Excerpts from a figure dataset

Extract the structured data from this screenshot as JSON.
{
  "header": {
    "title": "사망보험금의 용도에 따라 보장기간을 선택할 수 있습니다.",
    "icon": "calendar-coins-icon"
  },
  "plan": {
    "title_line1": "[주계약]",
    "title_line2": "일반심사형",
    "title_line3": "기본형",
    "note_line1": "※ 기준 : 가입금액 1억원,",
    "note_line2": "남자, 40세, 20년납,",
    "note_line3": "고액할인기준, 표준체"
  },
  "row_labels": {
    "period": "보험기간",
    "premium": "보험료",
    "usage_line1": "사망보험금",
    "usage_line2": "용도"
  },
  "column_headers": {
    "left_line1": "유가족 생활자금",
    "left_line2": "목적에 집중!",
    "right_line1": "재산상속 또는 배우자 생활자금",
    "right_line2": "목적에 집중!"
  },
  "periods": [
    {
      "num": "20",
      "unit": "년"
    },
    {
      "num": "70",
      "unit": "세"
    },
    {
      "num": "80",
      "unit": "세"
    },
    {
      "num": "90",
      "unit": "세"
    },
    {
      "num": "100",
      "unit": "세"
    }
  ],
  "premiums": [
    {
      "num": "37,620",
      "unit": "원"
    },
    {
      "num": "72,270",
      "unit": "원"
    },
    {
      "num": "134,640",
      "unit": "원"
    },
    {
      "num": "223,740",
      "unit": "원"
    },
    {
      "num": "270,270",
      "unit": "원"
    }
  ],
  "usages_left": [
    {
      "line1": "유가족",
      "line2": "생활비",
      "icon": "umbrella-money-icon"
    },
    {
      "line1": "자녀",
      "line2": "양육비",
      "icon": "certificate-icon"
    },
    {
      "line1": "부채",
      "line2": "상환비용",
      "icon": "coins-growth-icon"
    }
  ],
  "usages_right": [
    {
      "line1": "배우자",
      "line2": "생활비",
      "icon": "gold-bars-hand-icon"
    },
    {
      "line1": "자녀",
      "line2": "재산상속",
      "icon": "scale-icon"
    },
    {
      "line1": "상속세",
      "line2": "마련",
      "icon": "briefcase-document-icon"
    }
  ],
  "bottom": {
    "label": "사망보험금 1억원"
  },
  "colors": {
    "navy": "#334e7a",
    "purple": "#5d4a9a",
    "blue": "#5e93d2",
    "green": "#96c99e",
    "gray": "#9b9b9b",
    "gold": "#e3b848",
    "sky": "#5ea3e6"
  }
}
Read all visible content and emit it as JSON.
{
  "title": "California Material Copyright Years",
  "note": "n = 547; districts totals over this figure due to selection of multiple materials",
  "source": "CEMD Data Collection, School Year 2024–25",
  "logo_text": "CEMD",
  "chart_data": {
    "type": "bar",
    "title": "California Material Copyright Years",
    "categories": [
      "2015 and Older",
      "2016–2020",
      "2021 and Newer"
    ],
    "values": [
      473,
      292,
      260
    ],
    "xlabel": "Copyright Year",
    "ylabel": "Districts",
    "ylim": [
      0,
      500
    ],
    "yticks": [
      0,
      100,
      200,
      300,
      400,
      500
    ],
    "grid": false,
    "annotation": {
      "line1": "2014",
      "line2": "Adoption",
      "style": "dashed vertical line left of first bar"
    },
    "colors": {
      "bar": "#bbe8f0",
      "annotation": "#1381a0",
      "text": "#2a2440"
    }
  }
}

### What you should do
Pick out the lines that contain "this" and copy them.

### Answer
Extract the structured data from this screenshot as JSON.
  "note": "n = 547; districts totals over this figure due to selection of multiple materials",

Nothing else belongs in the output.